[LESETEXT]:
+--
Wenn man einem Auswärtigen erklären will, woher man kommt, helfen die Namen Mercedes und Porsche schnell weiter. Der Stern und das Rössle sind selbst jenen ein Begriff, die denken, Lederhosen und Tirolerhut seien typisch deutsch. Seit Mittwoch ist bekannt, dass sich die beiden Weltmarken in Zukunft gemeinsam als Sponsoren und Anteilseigner für den VfB engagieren wollen. Eine gute Nachricht für alle, die es mit dem Brustring halten.

Trotzdem ist Vorsicht angebracht. Denn erstens klingt das avisierte Volumen des Investitionspakets größer als es in Wahrheit ist, und zweitens sind die VfB-Fans bezüglich vollmundiger Ankündigungen gebrannte Kinder.   

Der stellvertretende Porsche-Chef Lutz Meschke bei der Pressekonferenz. (Foto: IMAGO/Pressefoto Rudel/Herbert Rudel)

Gelungene Überraschung

Bis dato galt es als Quadratur des Kreises, die beiden Platzhirsche der lokalen Wirtschaft für ein gemeinsames Engagement im Sport-Sponsoring zu gewinnen. Dass dieses Kunststück jetzt ausgerechnet den beiden Führungskräften gelingt, denen in den letzten Wochen und Monaten die Fähigkeit abgesprochen wurde, sich unfallfrei die Schuhe zu binden, ist bemerkenswert. Alexander Wehrle und Claus Vogt platzen fast vor Stolz, als sie das “Württemberger Weltmarken-Bündnis“ präsentieren. Viele notorische Kritiker geben sich plötzlich handzahm. Die Konkurrenten Mercedes und Porsche Seite an Seite! Die Überraschung ist gelungen. 

Doch scheinbar triumphale Präsentationen haben die Anhänger nicht in bester Erinnerung. Michael Reschke freute sich im Sommer 2018 ein Loch in den Bauch und wurde ein gutes halbes Jahr später hochkant rausgeschmissen. Der Applaus für das Trio Khedira, Lahm und Gentner währte letzten September nur kurz. Einen Tag später hing der Haussegen schief. Das Weltmarken-Bündnis wirkt da vergleichsweise solide. Trotzdem kann es nicht schaden, einen genaueren Blick auf das unverhoffte Paket zu werfen.
+--
[DATENSÄTZE]:
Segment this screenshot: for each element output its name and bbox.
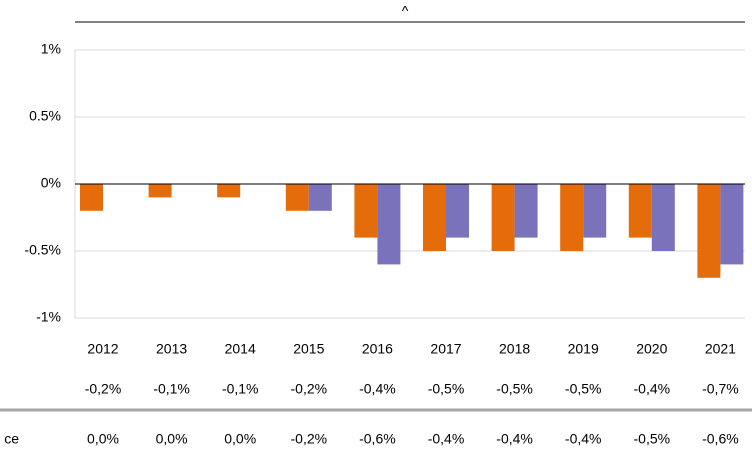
table-value: -0,6%	[359, 431, 396, 447]
row-label: ce	[4, 431, 19, 447]
table-value: -0,1%	[153, 381, 190, 397]
x-tick-label: 2013	[156, 341, 187, 357]
bar	[651, 184, 675, 251]
y-tick-label: -1%	[36, 309, 61, 325]
bar	[148, 184, 172, 198]
bar	[308, 184, 332, 211]
bar	[285, 184, 309, 211]
x-tick-label: 2014	[225, 341, 256, 357]
bar	[217, 184, 241, 198]
table-value: -0,5%	[496, 381, 533, 397]
x-tick-label: 2017	[430, 341, 461, 357]
bar	[491, 184, 515, 251]
table-value: -0,4%	[496, 431, 533, 447]
table-value: -0,5%	[428, 381, 465, 397]
table-value: -0,4%	[428, 431, 465, 447]
bar	[354, 184, 378, 238]
table-value: -0,7%	[702, 381, 739, 397]
bar	[583, 184, 607, 238]
y-tick-label: 0%	[41, 175, 61, 191]
chart-title: ^	[402, 3, 409, 19]
y-tick-label: 1%	[41, 41, 61, 57]
table-value: -0,6%	[702, 431, 739, 447]
table-value: -0,2%	[291, 381, 328, 397]
bar	[560, 184, 584, 251]
y-tick-label: 0.5%	[29, 108, 61, 124]
table-value: 0,0%	[156, 431, 188, 447]
bar	[514, 184, 538, 238]
bar	[423, 184, 446, 251]
x-tick-label: 2015	[293, 341, 324, 357]
table-value: -0,4%	[634, 381, 671, 397]
table-value: 0,0%	[224, 431, 256, 447]
bar	[377, 184, 401, 265]
x-tick-label: 2020	[636, 341, 667, 357]
table-value: -0,5%	[565, 381, 602, 397]
table-value: -0,4%	[565, 431, 602, 447]
bar	[446, 184, 469, 238]
table-value: -0,1%	[222, 381, 259, 397]
table-value: -0,4%	[359, 381, 396, 397]
bar	[80, 184, 103, 211]
table-value: -0,5%	[634, 431, 671, 447]
table-value: -0,2%	[85, 381, 122, 397]
x-tick-label: 2018	[499, 341, 530, 357]
y-tick-label: -0.5%	[24, 242, 61, 258]
bar	[720, 184, 744, 265]
table-value: -0,2%	[291, 431, 328, 447]
x-tick-label: 2012	[87, 341, 118, 357]
table-value: 0,0%	[87, 431, 119, 447]
bar	[697, 184, 721, 278]
x-tick-label: 2019	[568, 341, 599, 357]
x-tick-label: 2016	[362, 341, 393, 357]
x-tick-label: 2021	[705, 341, 736, 357]
bar	[628, 184, 652, 238]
+--
[AUFGABE]:
Welche Personen werden im Lesetext außerhalb der Bildunterschrift namentlich genannt? Nenne alle.

[LÖSUNG]:
Alexander Wehrle, Claus Vogt, Michael Reschke, Khedira, Lahm, Gentner